───── Stored records

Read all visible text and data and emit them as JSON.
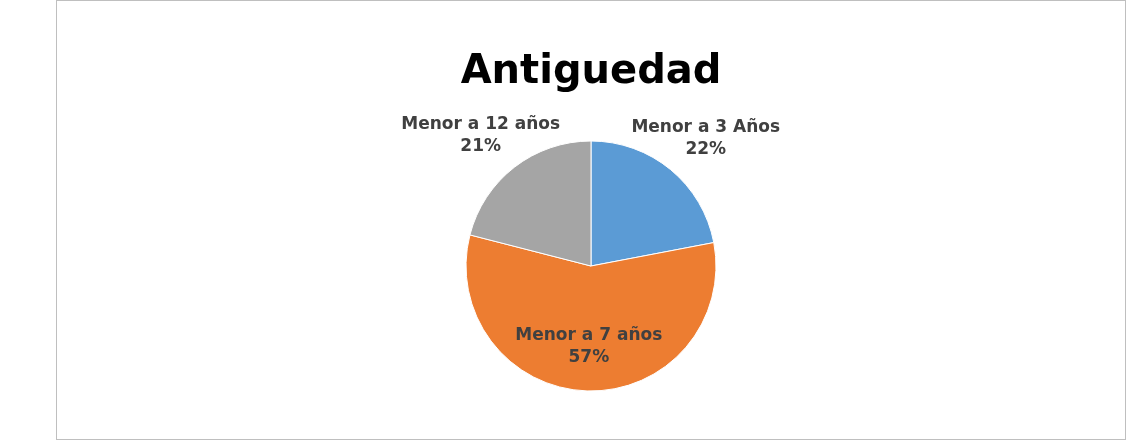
{
  "chart_data": {
    "type": "pie",
    "title": "Antiguedad",
    "categories": [
      "Menor a 3 Años",
      "Menor a 7 años",
      "Menor a 12 años"
    ],
    "values": [
      22,
      57,
      21
    ],
    "colors": [
      "#5b9bd5",
      "#ed7d31",
      "#a5a5a5"
    ],
    "value_labels": [
      "22%",
      "57%",
      "21%"
    ]
  }
}
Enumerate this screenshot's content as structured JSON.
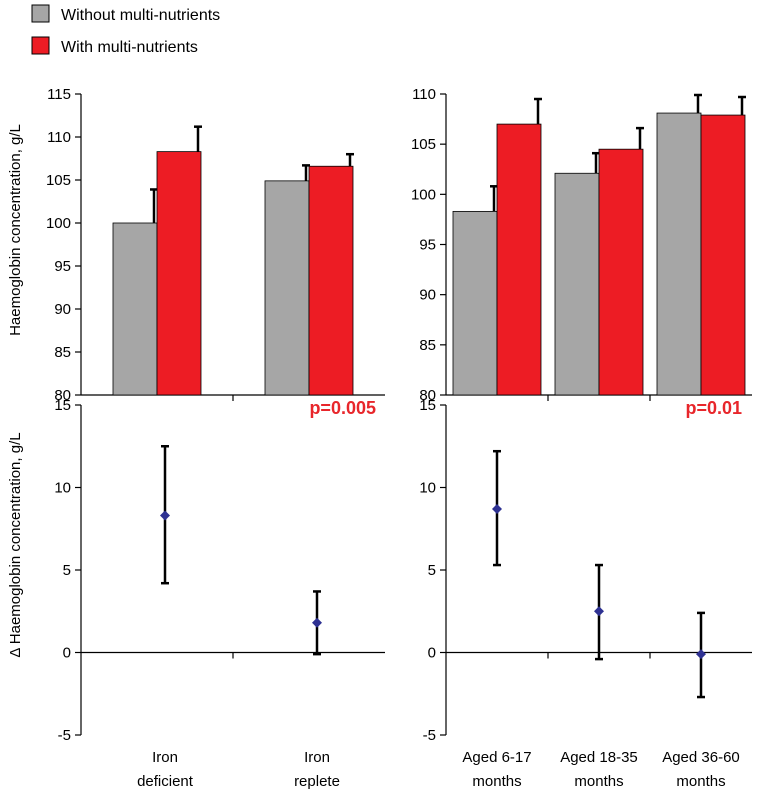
{
  "legend": {
    "items": [
      {
        "label": "Without multi-nutrients",
        "color": "#a6a6a6"
      },
      {
        "label": "With multi-nutrients",
        "color": "#ed1c24"
      }
    ]
  },
  "colors": {
    "without": "#a6a6a6",
    "with": "#ed1c24",
    "marker": "#2e3192",
    "pvalue": "#e8262b",
    "axis": "#000000"
  },
  "chart_data": [
    {
      "type": "bar",
      "panel": "top-left",
      "ylabel": "Haemoglobin concentration, g/L",
      "ylim": [
        80,
        115
      ],
      "yticks": [
        80,
        85,
        90,
        95,
        100,
        105,
        110,
        115
      ],
      "categories": [
        "Iron deficient",
        "Iron replete"
      ],
      "series": [
        {
          "name": "Without multi-nutrients",
          "values": [
            100.0,
            104.9
          ],
          "errors": [
            3.9,
            1.8
          ]
        },
        {
          "name": "With multi-nutrients",
          "values": [
            108.3,
            106.6
          ],
          "errors": [
            2.9,
            1.4
          ]
        }
      ]
    },
    {
      "type": "bar",
      "panel": "top-right",
      "ylabel": "",
      "ylim": [
        80,
        110
      ],
      "yticks": [
        80,
        85,
        90,
        95,
        100,
        105,
        110
      ],
      "categories": [
        "Aged 6-17 months",
        "Aged 18-35 months",
        "Aged 36-60 months"
      ],
      "series": [
        {
          "name": "Without multi-nutrients",
          "values": [
            98.3,
            102.1,
            108.1
          ],
          "errors": [
            2.5,
            2.0,
            1.8
          ]
        },
        {
          "name": "With multi-nutrients",
          "values": [
            107.0,
            104.5,
            107.9
          ],
          "errors": [
            2.5,
            2.1,
            1.8
          ]
        }
      ]
    },
    {
      "type": "scatter",
      "panel": "bottom-left",
      "ylabel": "Δ Haemoglobin concentration, g/L",
      "ylim": [
        -5,
        15
      ],
      "yticks": [
        -5,
        0,
        5,
        10,
        15
      ],
      "categories": [
        "Iron deficient",
        "Iron replete"
      ],
      "category_lines": [
        [
          "Iron",
          "deficient"
        ],
        [
          "Iron",
          "replete"
        ]
      ],
      "values": [
        8.3,
        1.8
      ],
      "lower": [
        4.2,
        -0.1
      ],
      "upper": [
        12.5,
        3.7
      ],
      "annotation": "p=0.005"
    },
    {
      "type": "scatter",
      "panel": "bottom-right",
      "ylabel": "",
      "ylim": [
        -5,
        15
      ],
      "yticks": [
        -5,
        0,
        5,
        10,
        15
      ],
      "categories": [
        "Aged 6-17 months",
        "Aged 18-35 months",
        "Aged 36-60 months"
      ],
      "category_lines": [
        [
          "Aged 6-17",
          "months"
        ],
        [
          "Aged 18-35",
          "months"
        ],
        [
          "Aged 36-60",
          "months"
        ]
      ],
      "values": [
        8.7,
        2.5,
        -0.1
      ],
      "lower": [
        5.3,
        -0.4,
        -2.7
      ],
      "upper": [
        12.2,
        5.3,
        2.4
      ],
      "annotation": "p=0.01"
    }
  ]
}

──────────

> [Written task]
The records above must be echoed exactly, minus their pictures.

> [Correct result]
Read all visible text and data and emit them as JSON.
{
  "chart_data": {
    "type": "pie",
    "title": "Antiguedad",
    "categories": [
      "Menor a 3 Años",
      "Menor a 7 años",
      "Menor a 12 años"
    ],
    "values": [
      22,
      57,
      21
    ],
    "colors": [
      "#5b9bd5",
      "#ed7d31",
      "#a5a5a5"
    ],
    "value_labels": [
      "22%",
      "57%",
      "21%"
    ]
  }
}
Enumerate this screenshot's content as structured JSON.
{
  "legend": {
    "items": [
      {
        "label": "Without multi-nutrients",
        "color": "#a6a6a6"
      },
      {
        "label": "With multi-nutrients",
        "color": "#ed1c24"
      }
    ]
  },
  "colors": {
    "without": "#a6a6a6",
    "with": "#ed1c24",
    "marker": "#2e3192",
    "pvalue": "#e8262b",
    "axis": "#000000"
  },
  "chart_data": [
    {
      "type": "bar",
      "panel": "top-left",
      "ylabel": "Haemoglobin concentration, g/L",
      "ylim": [
        80,
        115
      ],
      "yticks": [
        80,
        85,
        90,
        95,
        100,
        105,
        110,
        115
      ],
      "categories": [
        "Iron deficient",
        "Iron replete"
      ],
      "series": [
        {
          "name": "Without multi-nutrients",
          "values": [
            100.0,
            104.9
          ],
          "errors": [
            3.9,
            1.8
          ]
        },
        {
          "name": "With multi-nutrients",
          "values": [
            108.3,
            106.6
          ],
          "errors": [
            2.9,
            1.4
          ]
        }
      ]
    },
    {
      "type": "bar",
      "panel": "top-right",
      "ylabel": "",
      "ylim": [
        80,
        110
      ],
      "yticks": [
        80,
        85,
        90,
        95,
        100,
        105,
        110
      ],
      "categories": [
        "Aged 6-17 months",
        "Aged 18-35 months",
        "Aged 36-60 months"
      ],
      "series": [
        {
          "name": "Without multi-nutrients",
          "values": [
            98.3,
            102.1,
            108.1
          ],
          "errors": [
            2.5,
            2.0,
            1.8
          ]
        },
        {
          "name": "With multi-nutrients",
          "values": [
            107.0,
            104.5,
            107.9
          ],
          "errors": [
            2.5,
            2.1,
            1.8
          ]
        }
      ]
    },
    {
      "type": "scatter",
      "panel": "bottom-left",
      "ylabel": "Δ Haemoglobin concentration, g/L",
      "ylim": [
        -5,
        15
      ],
      "yticks": [
        -5,
        0,
        5,
        10,
        15
      ],
      "categories": [
        "Iron deficient",
        "Iron replete"
      ],
      "category_lines": [
        [
          "Iron",
          "deficient"
        ],
        [
          "Iron",
          "replete"
        ]
      ],
      "values": [
        8.3,
        1.8
      ],
      "lower": [
        4.2,
        -0.1
      ],
      "upper": [
        12.5,
        3.7
      ],
      "annotation": "p=0.005"
    },
    {
      "type": "scatter",
      "panel": "bottom-right",
      "ylabel": "",
      "ylim": [
        -5,
        15
      ],
      "yticks": [
        -5,
        0,
        5,
        10,
        15
      ],
      "categories": [
        "Aged 6-17 months",
        "Aged 18-35 months",
        "Aged 36-60 months"
      ],
      "category_lines": [
        [
          "Aged 6-17",
          "months"
        ],
        [
          "Aged 18-35",
          "months"
        ],
        [
          "Aged 36-60",
          "months"
        ]
      ],
      "values": [
        8.7,
        2.5,
        -0.1
      ],
      "lower": [
        5.3,
        -0.4,
        -2.7
      ],
      "upper": [
        12.2,
        5.3,
        2.4
      ],
      "annotation": "p=0.01"
    }
  ]
}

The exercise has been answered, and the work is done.